— Start —

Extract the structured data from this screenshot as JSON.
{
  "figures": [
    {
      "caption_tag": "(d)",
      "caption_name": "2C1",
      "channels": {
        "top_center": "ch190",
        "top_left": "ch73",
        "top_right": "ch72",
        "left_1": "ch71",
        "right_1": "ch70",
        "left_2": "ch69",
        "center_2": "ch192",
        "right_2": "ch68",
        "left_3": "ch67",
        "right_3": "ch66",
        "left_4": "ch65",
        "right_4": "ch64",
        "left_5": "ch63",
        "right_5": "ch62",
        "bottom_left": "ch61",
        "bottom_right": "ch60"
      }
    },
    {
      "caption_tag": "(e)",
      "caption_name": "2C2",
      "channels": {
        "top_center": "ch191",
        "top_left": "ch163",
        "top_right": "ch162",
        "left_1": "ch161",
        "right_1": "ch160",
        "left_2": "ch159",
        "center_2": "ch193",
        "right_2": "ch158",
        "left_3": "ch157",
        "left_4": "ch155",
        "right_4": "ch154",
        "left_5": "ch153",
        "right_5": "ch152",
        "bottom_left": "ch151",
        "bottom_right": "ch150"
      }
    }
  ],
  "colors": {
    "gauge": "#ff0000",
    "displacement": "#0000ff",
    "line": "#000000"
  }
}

— End —

§ Requirements
Retype all of the data shown above, word for word.

§ Answer to the problem
Extract the structured data from this screenshot as JSON.
{
  "figures": [
    {
      "caption_tag": "(d)",
      "caption_name": "2C1",
      "channels": {
        "top_center": "ch190",
        "top_left": "ch73",
        "top_right": "ch72",
        "left_1": "ch71",
        "right_1": "ch70",
        "left_2": "ch69",
        "center_2": "ch192",
        "right_2": "ch68",
        "left_3": "ch67",
        "right_3": "ch66",
        "left_4": "ch65",
        "right_4": "ch64",
        "left_5": "ch63",
        "right_5": "ch62",
        "bottom_left": "ch61",
        "bottom_right": "ch60"
      }
    },
    {
      "caption_tag": "(e)",
      "caption_name": "2C2",
      "channels": {
        "top_center": "ch191",
        "top_left": "ch163",
        "top_right": "ch162",
        "left_1": "ch161",
        "right_1": "ch160",
        "left_2": "ch159",
        "center_2": "ch193",
        "right_2": "ch158",
        "left_3": "ch157",
        "left_4": "ch155",
        "right_4": "ch154",
        "left_5": "ch153",
        "right_5": "ch152",
        "bottom_left": "ch151",
        "bottom_right": "ch150"
      }
    }
  ],
  "colors": {
    "gauge": "#ff0000",
    "displacement": "#0000ff",
    "line": "#000000"
  }
}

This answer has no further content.